%%

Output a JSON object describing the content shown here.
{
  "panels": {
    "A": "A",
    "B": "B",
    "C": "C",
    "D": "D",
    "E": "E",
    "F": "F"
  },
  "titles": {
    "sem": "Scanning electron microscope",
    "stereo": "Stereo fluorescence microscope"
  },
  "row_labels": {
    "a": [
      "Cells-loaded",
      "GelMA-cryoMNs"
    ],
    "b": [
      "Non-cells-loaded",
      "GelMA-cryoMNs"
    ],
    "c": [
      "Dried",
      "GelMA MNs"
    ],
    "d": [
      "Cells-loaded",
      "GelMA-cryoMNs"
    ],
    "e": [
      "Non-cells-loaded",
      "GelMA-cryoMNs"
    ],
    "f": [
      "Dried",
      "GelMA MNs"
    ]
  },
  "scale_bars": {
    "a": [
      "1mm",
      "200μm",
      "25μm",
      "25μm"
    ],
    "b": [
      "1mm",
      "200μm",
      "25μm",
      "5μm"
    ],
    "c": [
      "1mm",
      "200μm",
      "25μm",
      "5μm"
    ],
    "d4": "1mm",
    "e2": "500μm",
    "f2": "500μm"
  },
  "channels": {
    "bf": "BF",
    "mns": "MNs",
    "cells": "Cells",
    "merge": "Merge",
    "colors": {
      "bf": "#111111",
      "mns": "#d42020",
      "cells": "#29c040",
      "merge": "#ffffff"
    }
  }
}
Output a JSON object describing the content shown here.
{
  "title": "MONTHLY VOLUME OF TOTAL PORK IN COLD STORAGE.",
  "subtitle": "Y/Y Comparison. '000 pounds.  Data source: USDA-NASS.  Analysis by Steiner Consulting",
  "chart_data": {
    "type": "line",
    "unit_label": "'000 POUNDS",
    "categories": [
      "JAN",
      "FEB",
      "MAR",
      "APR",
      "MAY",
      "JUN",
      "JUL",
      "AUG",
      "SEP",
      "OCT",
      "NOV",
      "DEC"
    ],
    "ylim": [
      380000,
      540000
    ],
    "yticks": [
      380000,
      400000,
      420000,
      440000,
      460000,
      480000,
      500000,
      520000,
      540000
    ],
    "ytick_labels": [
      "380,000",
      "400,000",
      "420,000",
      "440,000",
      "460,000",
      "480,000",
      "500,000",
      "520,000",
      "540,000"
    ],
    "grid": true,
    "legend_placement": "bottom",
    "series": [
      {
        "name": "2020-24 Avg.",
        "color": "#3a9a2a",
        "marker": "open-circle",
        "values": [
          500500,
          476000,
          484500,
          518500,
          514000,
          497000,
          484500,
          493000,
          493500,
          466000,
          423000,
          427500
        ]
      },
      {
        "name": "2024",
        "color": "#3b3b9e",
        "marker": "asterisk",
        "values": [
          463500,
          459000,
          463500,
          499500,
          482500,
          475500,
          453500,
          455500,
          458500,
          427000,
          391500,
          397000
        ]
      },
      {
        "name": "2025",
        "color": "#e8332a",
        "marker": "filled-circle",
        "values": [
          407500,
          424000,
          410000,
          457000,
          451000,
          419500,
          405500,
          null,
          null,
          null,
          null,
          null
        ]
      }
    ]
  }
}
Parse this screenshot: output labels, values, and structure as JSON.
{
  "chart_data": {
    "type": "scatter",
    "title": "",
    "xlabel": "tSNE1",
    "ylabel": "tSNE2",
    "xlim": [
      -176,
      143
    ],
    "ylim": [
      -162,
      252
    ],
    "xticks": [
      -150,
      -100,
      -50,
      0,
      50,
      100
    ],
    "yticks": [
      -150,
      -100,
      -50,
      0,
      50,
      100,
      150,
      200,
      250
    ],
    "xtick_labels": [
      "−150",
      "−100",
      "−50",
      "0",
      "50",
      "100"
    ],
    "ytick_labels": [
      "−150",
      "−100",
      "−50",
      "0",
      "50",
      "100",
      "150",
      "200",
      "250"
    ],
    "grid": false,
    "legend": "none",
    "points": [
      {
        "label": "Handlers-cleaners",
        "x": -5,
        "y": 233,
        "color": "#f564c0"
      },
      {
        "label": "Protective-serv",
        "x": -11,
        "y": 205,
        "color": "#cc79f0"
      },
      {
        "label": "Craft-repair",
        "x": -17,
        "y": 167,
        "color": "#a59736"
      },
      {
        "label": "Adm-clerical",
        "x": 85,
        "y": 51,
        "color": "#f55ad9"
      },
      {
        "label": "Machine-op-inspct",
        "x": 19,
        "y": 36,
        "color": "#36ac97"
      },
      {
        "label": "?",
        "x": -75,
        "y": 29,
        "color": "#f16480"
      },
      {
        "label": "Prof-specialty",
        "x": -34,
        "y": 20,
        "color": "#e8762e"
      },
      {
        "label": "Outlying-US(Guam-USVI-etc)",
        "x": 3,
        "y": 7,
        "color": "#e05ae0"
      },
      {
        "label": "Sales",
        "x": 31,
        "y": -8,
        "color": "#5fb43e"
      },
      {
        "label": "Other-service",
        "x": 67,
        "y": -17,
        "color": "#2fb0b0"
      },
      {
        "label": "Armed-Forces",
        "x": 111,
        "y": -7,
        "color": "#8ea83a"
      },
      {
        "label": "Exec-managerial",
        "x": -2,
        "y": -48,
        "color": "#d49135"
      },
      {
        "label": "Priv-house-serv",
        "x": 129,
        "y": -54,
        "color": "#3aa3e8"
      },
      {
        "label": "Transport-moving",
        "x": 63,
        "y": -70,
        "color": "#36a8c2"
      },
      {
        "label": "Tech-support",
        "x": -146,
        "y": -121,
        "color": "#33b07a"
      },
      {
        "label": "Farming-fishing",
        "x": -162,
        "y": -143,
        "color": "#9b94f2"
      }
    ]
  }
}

%%

*TASK OBJECTIVE*:
Collect each line of the entries that has the word "circle", copying it in full.

*CORRECT RESPONSE*:
        "marker": "open-circle",
        "marker": "filled-circle",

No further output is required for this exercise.